◆ REQUIREMENT: Retype all of the entries word for word.
* begin INPUT RECORDS *
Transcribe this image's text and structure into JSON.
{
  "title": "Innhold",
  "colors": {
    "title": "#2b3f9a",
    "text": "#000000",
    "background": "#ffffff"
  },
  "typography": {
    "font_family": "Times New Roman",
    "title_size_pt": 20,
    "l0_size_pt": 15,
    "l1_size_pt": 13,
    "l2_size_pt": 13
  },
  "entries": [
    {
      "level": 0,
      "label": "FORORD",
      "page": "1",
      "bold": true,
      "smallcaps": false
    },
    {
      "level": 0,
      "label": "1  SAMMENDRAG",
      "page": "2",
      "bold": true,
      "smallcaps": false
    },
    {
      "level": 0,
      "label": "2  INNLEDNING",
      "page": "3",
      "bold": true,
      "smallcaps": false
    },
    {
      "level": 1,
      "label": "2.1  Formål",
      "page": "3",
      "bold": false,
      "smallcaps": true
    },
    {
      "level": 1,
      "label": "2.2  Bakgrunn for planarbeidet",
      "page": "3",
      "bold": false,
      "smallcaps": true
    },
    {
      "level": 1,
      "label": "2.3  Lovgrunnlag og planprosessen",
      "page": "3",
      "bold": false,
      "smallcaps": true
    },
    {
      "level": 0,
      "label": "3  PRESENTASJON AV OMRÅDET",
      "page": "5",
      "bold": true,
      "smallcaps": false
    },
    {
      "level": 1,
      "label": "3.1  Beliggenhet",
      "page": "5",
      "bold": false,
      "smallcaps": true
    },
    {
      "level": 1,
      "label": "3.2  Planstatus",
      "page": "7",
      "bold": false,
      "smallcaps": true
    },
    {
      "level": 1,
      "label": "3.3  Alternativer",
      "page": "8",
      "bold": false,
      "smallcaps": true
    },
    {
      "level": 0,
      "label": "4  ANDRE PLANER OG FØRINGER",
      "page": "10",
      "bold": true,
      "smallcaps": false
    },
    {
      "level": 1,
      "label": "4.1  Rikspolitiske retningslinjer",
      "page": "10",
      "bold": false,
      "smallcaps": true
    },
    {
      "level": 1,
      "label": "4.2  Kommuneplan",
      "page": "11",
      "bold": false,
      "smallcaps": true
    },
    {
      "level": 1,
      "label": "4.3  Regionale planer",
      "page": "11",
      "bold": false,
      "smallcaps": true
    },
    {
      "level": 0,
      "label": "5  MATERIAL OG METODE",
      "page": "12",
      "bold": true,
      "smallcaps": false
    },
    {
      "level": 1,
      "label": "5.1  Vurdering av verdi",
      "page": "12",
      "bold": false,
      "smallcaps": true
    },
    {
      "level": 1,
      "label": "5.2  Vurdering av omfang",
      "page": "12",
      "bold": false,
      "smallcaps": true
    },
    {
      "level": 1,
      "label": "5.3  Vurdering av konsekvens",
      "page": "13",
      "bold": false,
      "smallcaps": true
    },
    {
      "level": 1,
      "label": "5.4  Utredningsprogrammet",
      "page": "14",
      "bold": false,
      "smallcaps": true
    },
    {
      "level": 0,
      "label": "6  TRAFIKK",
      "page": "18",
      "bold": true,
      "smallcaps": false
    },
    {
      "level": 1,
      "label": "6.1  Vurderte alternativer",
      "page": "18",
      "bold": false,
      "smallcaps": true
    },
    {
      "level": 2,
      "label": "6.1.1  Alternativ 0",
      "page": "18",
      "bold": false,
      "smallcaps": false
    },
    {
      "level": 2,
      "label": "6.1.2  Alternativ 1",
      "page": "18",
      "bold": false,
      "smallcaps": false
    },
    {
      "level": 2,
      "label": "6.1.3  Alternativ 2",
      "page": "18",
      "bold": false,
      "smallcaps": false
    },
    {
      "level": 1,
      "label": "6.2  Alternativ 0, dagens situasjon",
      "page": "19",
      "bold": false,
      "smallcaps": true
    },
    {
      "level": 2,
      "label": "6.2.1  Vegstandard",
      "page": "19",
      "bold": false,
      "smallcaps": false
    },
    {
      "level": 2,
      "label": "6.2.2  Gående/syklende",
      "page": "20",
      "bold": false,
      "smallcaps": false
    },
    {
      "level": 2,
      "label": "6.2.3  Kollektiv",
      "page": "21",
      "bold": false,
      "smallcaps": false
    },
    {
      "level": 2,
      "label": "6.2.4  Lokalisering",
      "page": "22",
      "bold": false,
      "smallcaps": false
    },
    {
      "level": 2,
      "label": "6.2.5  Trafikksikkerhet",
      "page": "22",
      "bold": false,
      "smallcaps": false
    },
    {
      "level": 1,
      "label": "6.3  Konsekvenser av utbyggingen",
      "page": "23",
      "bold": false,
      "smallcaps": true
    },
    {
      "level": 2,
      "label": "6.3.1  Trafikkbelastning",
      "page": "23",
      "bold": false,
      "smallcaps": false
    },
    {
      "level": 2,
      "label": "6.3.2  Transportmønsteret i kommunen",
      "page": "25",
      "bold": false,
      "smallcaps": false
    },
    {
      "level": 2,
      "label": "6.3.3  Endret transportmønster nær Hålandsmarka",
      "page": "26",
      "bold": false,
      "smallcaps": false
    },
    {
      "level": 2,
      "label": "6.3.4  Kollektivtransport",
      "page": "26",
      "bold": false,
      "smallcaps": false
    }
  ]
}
* end INPUT RECORDS *
◆ REPLY TO THE TASK:
Transcribe this image's text and structure into JSON.
{
  "title": "Innhold",
  "colors": {
    "title": "#2b3f9a",
    "text": "#000000",
    "background": "#ffffff"
  },
  "typography": {
    "font_family": "Times New Roman",
    "title_size_pt": 20,
    "l0_size_pt": 15,
    "l1_size_pt": 13,
    "l2_size_pt": 13
  },
  "entries": [
    {
      "level": 0,
      "label": "FORORD",
      "page": "1",
      "bold": true,
      "smallcaps": false
    },
    {
      "level": 0,
      "label": "1  SAMMENDRAG",
      "page": "2",
      "bold": true,
      "smallcaps": false
    },
    {
      "level": 0,
      "label": "2  INNLEDNING",
      "page": "3",
      "bold": true,
      "smallcaps": false
    },
    {
      "level": 1,
      "label": "2.1  Formål",
      "page": "3",
      "bold": false,
      "smallcaps": true
    },
    {
      "level": 1,
      "label": "2.2  Bakgrunn for planarbeidet",
      "page": "3",
      "bold": false,
      "smallcaps": true
    },
    {
      "level": 1,
      "label": "2.3  Lovgrunnlag og planprosessen",
      "page": "3",
      "bold": false,
      "smallcaps": true
    },
    {
      "level": 0,
      "label": "3  PRESENTASJON AV OMRÅDET",
      "page": "5",
      "bold": true,
      "smallcaps": false
    },
    {
      "level": 1,
      "label": "3.1  Beliggenhet",
      "page": "5",
      "bold": false,
      "smallcaps": true
    },
    {
      "level": 1,
      "label": "3.2  Planstatus",
      "page": "7",
      "bold": false,
      "smallcaps": true
    },
    {
      "level": 1,
      "label": "3.3  Alternativer",
      "page": "8",
      "bold": false,
      "smallcaps": true
    },
    {
      "level": 0,
      "label": "4  ANDRE PLANER OG FØRINGER",
      "page": "10",
      "bold": true,
      "smallcaps": false
    },
    {
      "level": 1,
      "label": "4.1  Rikspolitiske retningslinjer",
      "page": "10",
      "bold": false,
      "smallcaps": true
    },
    {
      "level": 1,
      "label": "4.2  Kommuneplan",
      "page": "11",
      "bold": false,
      "smallcaps": true
    },
    {
      "level": 1,
      "label": "4.3  Regionale planer",
      "page": "11",
      "bold": false,
      "smallcaps": true
    },
    {
      "level": 0,
      "label": "5  MATERIAL OG METODE",
      "page": "12",
      "bold": true,
      "smallcaps": false
    },
    {
      "level": 1,
      "label": "5.1  Vurdering av verdi",
      "page": "12",
      "bold": false,
      "smallcaps": true
    },
    {
      "level": 1,
      "label": "5.2  Vurdering av omfang",
      "page": "12",
      "bold": false,
      "smallcaps": true
    },
    {
      "level": 1,
      "label": "5.3  Vurdering av konsekvens",
      "page": "13",
      "bold": false,
      "smallcaps": true
    },
    {
      "level": 1,
      "label": "5.4  Utredningsprogrammet",
      "page": "14",
      "bold": false,
      "smallcaps": true
    },
    {
      "level": 0,
      "label": "6  TRAFIKK",
      "page": "18",
      "bold": true,
      "smallcaps": false
    },
    {
      "level": 1,
      "label": "6.1  Vurderte alternativer",
      "page": "18",
      "bold": false,
      "smallcaps": true
    },
    {
      "level": 2,
      "label": "6.1.1  Alternativ 0",
      "page": "18",
      "bold": false,
      "smallcaps": false
    },
    {
      "level": 2,
      "label": "6.1.2  Alternativ 1",
      "page": "18",
      "bold": false,
      "smallcaps": false
    },
    {
      "level": 2,
      "label": "6.1.3  Alternativ 2",
      "page": "18",
      "bold": false,
      "smallcaps": false
    },
    {
      "level": 1,
      "label": "6.2  Alternativ 0, dagens situasjon",
      "page": "19",
      "bold": false,
      "smallcaps": true
    },
    {
      "level": 2,
      "label": "6.2.1  Vegstandard",
      "page": "19",
      "bold": false,
      "smallcaps": false
    },
    {
      "level": 2,
      "label": "6.2.2  Gående/syklende",
      "page": "20",
      "bold": false,
      "smallcaps": false
    },
    {
      "level": 2,
      "label": "6.2.3  Kollektiv",
      "page": "21",
      "bold": false,
      "smallcaps": false
    },
    {
      "level": 2,
      "label": "6.2.4  Lokalisering",
      "page": "22",
      "bold": false,
      "smallcaps": false
    },
    {
      "level": 2,
      "label": "6.2.5  Trafikksikkerhet",
      "page": "22",
      "bold": false,
      "smallcaps": false
    },
    {
      "level": 1,
      "label": "6.3  Konsekvenser av utbyggingen",
      "page": "23",
      "bold": false,
      "smallcaps": true
    },
    {
      "level": 2,
      "label": "6.3.1  Trafikkbelastning",
      "page": "23",
      "bold": false,
      "smallcaps": false
    },
    {
      "level": 2,
      "label": "6.3.2  Transportmønsteret i kommunen",
      "page": "25",
      "bold": false,
      "smallcaps": false
    },
    {
      "level": 2,
      "label": "6.3.3  Endret transportmønster nær Hålandsmarka",
      "page": "26",
      "bold": false,
      "smallcaps": false
    },
    {
      "level": 2,
      "label": "6.3.4  Kollektivtransport",
      "page": "26",
      "bold": false,
      "smallcaps": false
    }
  ]
}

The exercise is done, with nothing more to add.